+++ GIVEN TEXT
Conducting a reference check: the dos and don'ts

Checking references can be time-consuming but it is a very necessary part of the hiring process. This guide will help you get the answers and information you need to ensure you conduct an effective reference check when you hire for your next employee.

10 essentials questions to ask every referee

Don’t delegate

It’s in your company’s interest for you to get the facts directly from the sources, and checking references is one of the best insurance policies you have to prevent bad hires. It is far more effective if you:

  • Do it yourself: If the new employee will be reporting directly to you, then you should be the person who checks the references.
  • Work around time constraints: If time is of the essence and you really do have to assign this task of checking references, then compromise by assigning just part of the reference checking to a capable assistant. Handle as much as you can by yourself.
  • Aim high: It’s always good to speak with those who have managed your potential employee. Make sure you speak to your counterpart to ensure an open conversation as there will be common ground between you.

Be creative

It pays to think laterally when conducting references. Whilst HR departments can confirm the position and dates of employment of the candidate, they won't have the insight on the day-to-day contact to rate previous employees on their job performance and ability. So who do you get an honest and reliable reference from?

  • The obvious: These are the references the candidate gives you. Be sure to work your way through their entire list. The more responses you get, the easier it will be to get a fair representation of the candidate.
  • Their boss: Speak to their line manager and the person they report to as these are the people who should know the candidate’s work the best.
  • Your counterpart: The person who does the same work you do at the company you’re contacting for a reference is likely to be completely honest with you. Call it a form of kinship.
++++++
#### CHALLENGE 1
Reproduce word for word the stretch of the reference-check guide from "It’s in your" through "can by yourself.".
#### CHALLENGE 2
Quote every row of Block 1 below exactly, leaving the picture out of your answer.
+++ RECORDS FOR THE EXERCISE
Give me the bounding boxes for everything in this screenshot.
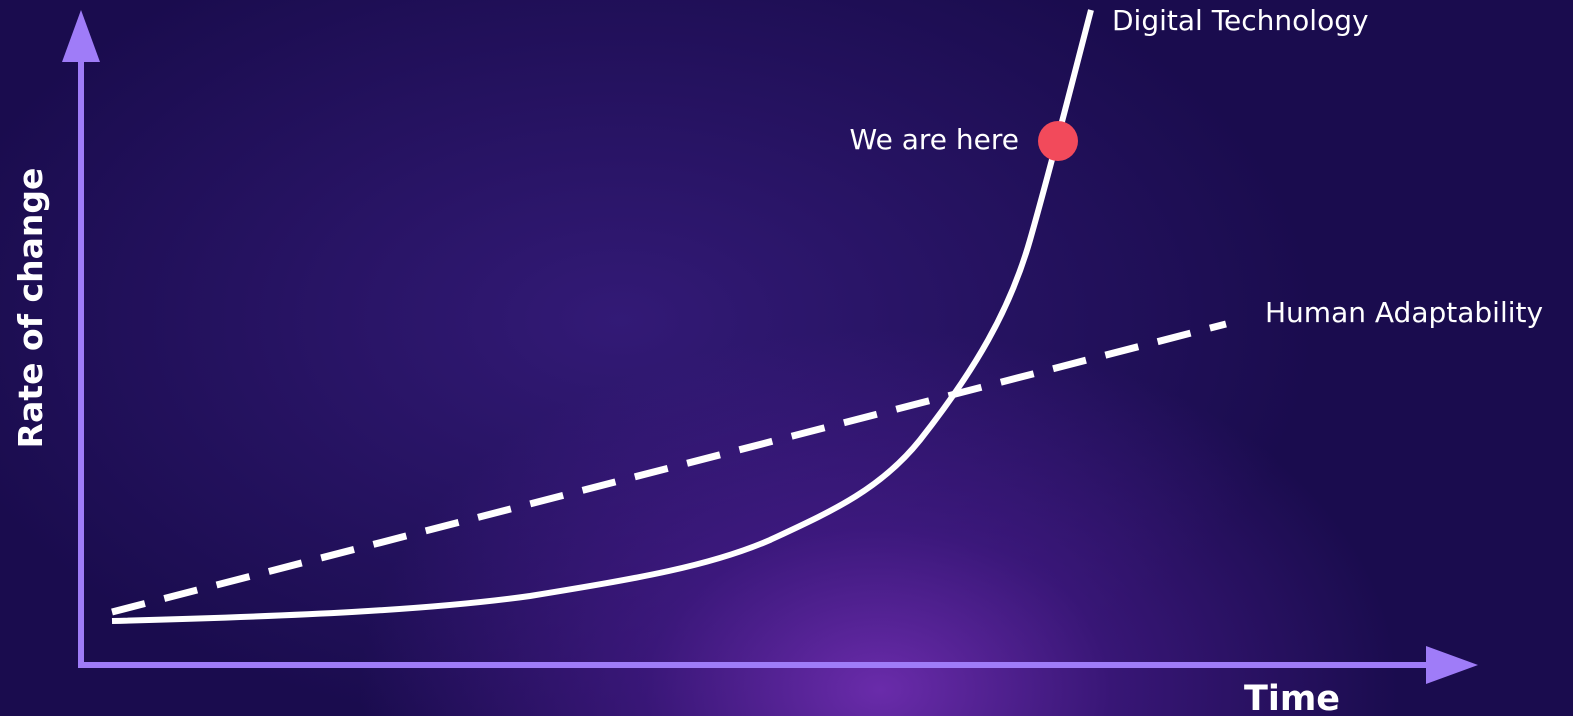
x-axis-arrowhead xyxy=(1426,646,1478,684)
diagram-svg: We are here Digital Technology Human Ada… xyxy=(11,4,1543,716)
axes xyxy=(62,10,1478,684)
y-axis-label: Rate of change xyxy=(11,168,50,449)
digital-technology-curve xyxy=(111,9,1094,624)
y-axis-arrowhead xyxy=(62,10,100,62)
marker-label: We are here xyxy=(850,123,1019,156)
x-axis-label: Time xyxy=(1244,679,1340,716)
digital-technology-label: Digital Technology xyxy=(1112,4,1369,37)
diagram-canvas: We are here Digital Technology Human Ada… xyxy=(0,0,1573,716)
human-adaptability-label: Human Adaptability xyxy=(1265,296,1543,329)
we-are-here-marker xyxy=(1038,121,1078,161)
++++++
#### WRITTEN REPLY 1
It’s in your company’s interest for you to get the facts directly from the sources, and checking references is one of the best insurance policies you have to prevent bad hires. It is far more effective if you:

  • Do it yourself: If the new employee will be reporting directly to you, then you should be the person who checks the references.
  • Work around time constraints: If time is of the essence and you really do have to assign this task of checking references, then compromise by assigning just part of the reference checking to a capable assistant. Handle as much as you can by yourself.

#### WRITTEN REPLY 2
Give me the bounding boxes for everything in this screenshot.
x-axis-arrowhead xyxy=(1426,646,1478,684)
diagram-svg: We are here Digital Technology Human Ada… xyxy=(11,4,1543,716)
axes xyxy=(62,10,1478,684)
y-axis-label: Rate of change xyxy=(11,168,50,449)
digital-technology-curve xyxy=(111,9,1094,624)
y-axis-arrowhead xyxy=(62,10,100,62)
marker-label: We are here xyxy=(850,123,1019,156)
x-axis-label: Time xyxy=(1244,679,1340,716)
digital-technology-label: Digital Technology xyxy=(1112,4,1369,37)
diagram-canvas: We are here Digital Technology Human Ada… xyxy=(0,0,1573,716)
human-adaptability-label: Human Adaptability xyxy=(1265,296,1543,329)
we-are-here-marker xyxy=(1038,121,1078,161)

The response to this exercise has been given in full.